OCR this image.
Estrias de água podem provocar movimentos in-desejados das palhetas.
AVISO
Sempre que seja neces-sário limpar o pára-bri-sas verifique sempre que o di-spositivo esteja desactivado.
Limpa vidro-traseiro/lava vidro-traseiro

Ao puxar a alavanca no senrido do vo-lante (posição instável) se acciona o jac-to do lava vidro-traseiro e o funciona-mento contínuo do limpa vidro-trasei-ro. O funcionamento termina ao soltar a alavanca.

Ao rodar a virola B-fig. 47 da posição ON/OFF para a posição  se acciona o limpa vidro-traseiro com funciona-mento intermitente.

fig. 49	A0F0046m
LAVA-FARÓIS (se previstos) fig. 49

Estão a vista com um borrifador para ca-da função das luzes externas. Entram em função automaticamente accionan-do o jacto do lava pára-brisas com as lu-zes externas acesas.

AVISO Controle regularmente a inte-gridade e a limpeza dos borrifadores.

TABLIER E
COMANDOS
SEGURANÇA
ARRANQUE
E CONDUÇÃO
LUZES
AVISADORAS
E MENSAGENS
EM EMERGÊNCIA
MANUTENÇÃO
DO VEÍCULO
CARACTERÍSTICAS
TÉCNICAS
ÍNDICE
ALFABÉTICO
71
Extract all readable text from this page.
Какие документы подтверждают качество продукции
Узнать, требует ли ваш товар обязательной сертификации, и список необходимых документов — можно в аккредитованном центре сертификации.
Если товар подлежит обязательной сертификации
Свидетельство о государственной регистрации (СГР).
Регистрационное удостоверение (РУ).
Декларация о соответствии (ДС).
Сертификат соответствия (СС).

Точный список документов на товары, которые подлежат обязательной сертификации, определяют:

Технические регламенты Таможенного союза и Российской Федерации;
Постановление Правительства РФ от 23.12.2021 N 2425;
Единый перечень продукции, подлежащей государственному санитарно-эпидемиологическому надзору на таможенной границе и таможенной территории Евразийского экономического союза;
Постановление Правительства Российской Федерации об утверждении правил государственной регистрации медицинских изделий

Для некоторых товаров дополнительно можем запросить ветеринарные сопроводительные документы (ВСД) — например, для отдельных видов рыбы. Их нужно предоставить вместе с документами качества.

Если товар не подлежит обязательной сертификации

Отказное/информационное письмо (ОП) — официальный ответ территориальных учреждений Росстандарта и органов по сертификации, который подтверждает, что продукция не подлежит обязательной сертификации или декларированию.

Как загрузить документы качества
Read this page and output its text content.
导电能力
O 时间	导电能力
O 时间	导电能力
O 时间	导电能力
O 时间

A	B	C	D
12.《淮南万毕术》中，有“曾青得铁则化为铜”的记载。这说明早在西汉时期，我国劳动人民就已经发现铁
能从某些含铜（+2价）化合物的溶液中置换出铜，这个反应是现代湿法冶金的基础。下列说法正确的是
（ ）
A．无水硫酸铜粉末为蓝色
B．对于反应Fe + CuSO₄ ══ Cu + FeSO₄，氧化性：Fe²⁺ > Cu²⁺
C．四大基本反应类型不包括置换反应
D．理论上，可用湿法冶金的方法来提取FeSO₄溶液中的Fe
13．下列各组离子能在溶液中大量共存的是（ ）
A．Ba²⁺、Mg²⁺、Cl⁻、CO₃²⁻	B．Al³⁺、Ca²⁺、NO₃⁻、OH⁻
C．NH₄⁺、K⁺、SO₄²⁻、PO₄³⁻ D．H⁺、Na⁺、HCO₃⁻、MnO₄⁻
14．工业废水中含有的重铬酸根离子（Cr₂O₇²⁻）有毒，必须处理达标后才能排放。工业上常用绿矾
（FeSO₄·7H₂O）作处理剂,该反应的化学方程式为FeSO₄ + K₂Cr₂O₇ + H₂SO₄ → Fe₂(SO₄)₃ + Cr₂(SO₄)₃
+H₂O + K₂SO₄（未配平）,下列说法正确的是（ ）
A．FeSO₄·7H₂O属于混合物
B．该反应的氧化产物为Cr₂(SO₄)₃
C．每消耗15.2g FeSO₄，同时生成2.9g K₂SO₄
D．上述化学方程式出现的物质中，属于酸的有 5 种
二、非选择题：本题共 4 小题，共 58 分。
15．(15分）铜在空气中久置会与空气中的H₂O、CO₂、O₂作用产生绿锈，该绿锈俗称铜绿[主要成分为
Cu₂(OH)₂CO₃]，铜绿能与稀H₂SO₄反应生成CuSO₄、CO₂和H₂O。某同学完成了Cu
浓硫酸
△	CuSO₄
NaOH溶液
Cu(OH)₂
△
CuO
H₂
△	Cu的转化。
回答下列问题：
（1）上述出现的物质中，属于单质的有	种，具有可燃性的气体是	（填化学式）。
──────────────────────────────
■ **Short task**:
From the line containing "Read this page and output its text content." through the final line of the listing above, retype every line exactly; leave out everything else.

■ **Complete output**:
Read this page and output its text content.
导电能力
O 时间	导电能力
O 时间	导电能力
O 时间	导电能力
O 时间

A	B	C	D
12.《淮南万毕术》中，有“曾青得铁则化为铜”的记载。这说明早在西汉时期，我国劳动人民就已经发现铁
能从某些含铜（+2价）化合物的溶液中置换出铜，这个反应是现代湿法冶金的基础。下列说法正确的是
（ ）
A．无水硫酸铜粉末为蓝色
B．对于反应Fe + CuSO₄ ══ Cu + FeSO₄，氧化性：Fe²⁺ > Cu²⁺
C．四大基本反应类型不包括置换反应
D．理论上，可用湿法冶金的方法来提取FeSO₄溶液中的Fe
13．下列各组离子能在溶液中大量共存的是（ ）
A．Ba²⁺、Mg²⁺、Cl⁻、CO₃²⁻	B．Al³⁺、Ca²⁺、NO₃⁻、OH⁻
C．NH₄⁺、K⁺、SO₄²⁻、PO₄³⁻ D．H⁺、Na⁺、HCO₃⁻、MnO₄⁻
14．工业废水中含有的重铬酸根离子（Cr₂O₇²⁻）有毒，必须处理达标后才能排放。工业上常用绿矾
（FeSO₄·7H₂O）作处理剂,该反应的化学方程式为FeSO₄ + K₂Cr₂O₇ + H₂SO₄ → Fe₂(SO₄)₃ + Cr₂(SO₄)₃
+H₂O + K₂SO₄（未配平）,下列说法正确的是（ ）
A．FeSO₄·7H₂O属于混合物
B．该反应的氧化产物为Cr₂(SO₄)₃
C．每消耗15.2g FeSO₄，同时生成2.9g K₂SO₄
D．上述化学方程式出现的物质中，属于酸的有 5 种
二、非选择题：本题共 4 小题，共 58 分。
15．(15分）铜在空气中久置会与空气中的H₂O、CO₂、O₂作用产生绿锈，该绿锈俗称铜绿[主要成分为
Cu₂(OH)₂CO₃]，铜绿能与稀H₂SO₄反应生成CuSO₄、CO₂和H₂O。某同学完成了Cu
浓硫酸
△	CuSO₄
NaOH溶液
Cu(OH)₂
△
CuO
H₂
△	Cu的转化。
回答下列问题：
（1）上述出现的物质中，属于单质的有	种，具有可燃性的气体是	（填化学式）。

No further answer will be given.